| Material provided |
╭──

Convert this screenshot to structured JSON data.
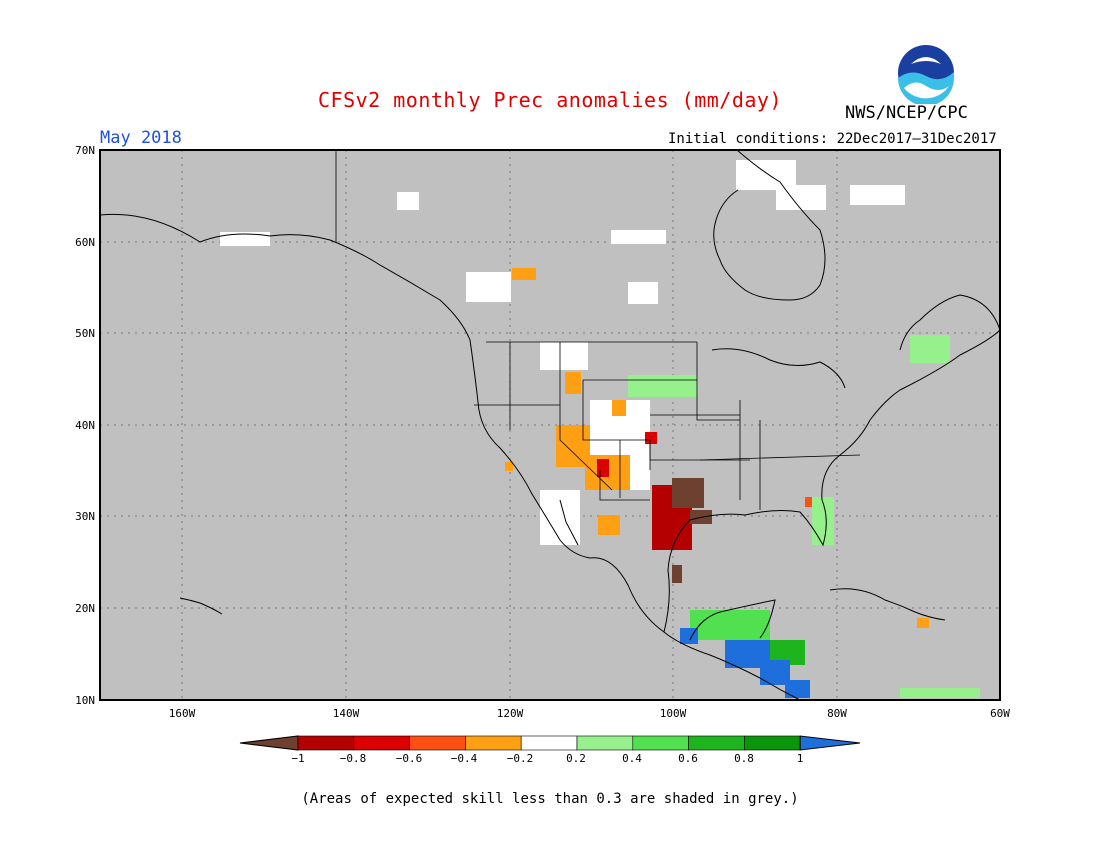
{
  "title": "CFSv2 monthly Prec anomalies (mm/day)",
  "org": "NWS/NCEP/CPC",
  "logo_text": "NOAA",
  "month": "May 2018",
  "initial_conditions": "Initial conditions: 22Dec2017–31Dec2017",
  "footnote": "(Areas of expected skill less than 0.3 are shaded in grey.)",
  "map": {
    "lon_range": [
      -172,
      -60
    ],
    "lat_range": [
      10,
      70
    ],
    "lon_ticks": [
      "160W",
      "140W",
      "120W",
      "100W",
      "80W",
      "60W"
    ],
    "lat_ticks": [
      "70N",
      "60N",
      "50N",
      "40N",
      "30N",
      "20N",
      "10N"
    ],
    "background": "#c0c0c0",
    "grid": "dotted"
  },
  "colorbar": {
    "ticks": [
      "−1",
      "−0.8",
      "−0.6",
      "−0.4",
      "−0.2",
      "0.2",
      "0.4",
      "0.6",
      "0.8",
      "1"
    ],
    "colors": [
      "#6e4030",
      "#b40000",
      "#dc0000",
      "#ff5014",
      "#ffa014",
      "#ffffff",
      "#96f08c",
      "#50e050",
      "#1eb41e",
      "#0a960a",
      "#1e6edc"
    ]
  }
}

╰──

Take the listing above and restate it word for word, without its pictures.

| Written answer |
Convert this screenshot to structured JSON data.
{
  "title": "CFSv2 monthly Prec anomalies (mm/day)",
  "org": "NWS/NCEP/CPC",
  "logo_text": "NOAA",
  "month": "May 2018",
  "initial_conditions": "Initial conditions: 22Dec2017–31Dec2017",
  "footnote": "(Areas of expected skill less than 0.3 are shaded in grey.)",
  "map": {
    "lon_range": [
      -172,
      -60
    ],
    "lat_range": [
      10,
      70
    ],
    "lon_ticks": [
      "160W",
      "140W",
      "120W",
      "100W",
      "80W",
      "60W"
    ],
    "lat_ticks": [
      "70N",
      "60N",
      "50N",
      "40N",
      "30N",
      "20N",
      "10N"
    ],
    "background": "#c0c0c0",
    "grid": "dotted"
  },
  "colorbar": {
    "ticks": [
      "−1",
      "−0.8",
      "−0.6",
      "−0.4",
      "−0.2",
      "0.2",
      "0.4",
      "0.6",
      "0.8",
      "1"
    ],
    "colors": [
      "#6e4030",
      "#b40000",
      "#dc0000",
      "#ff5014",
      "#ffa014",
      "#ffffff",
      "#96f08c",
      "#50e050",
      "#1eb41e",
      "#0a960a",
      "#1e6edc"
    ]
  }
}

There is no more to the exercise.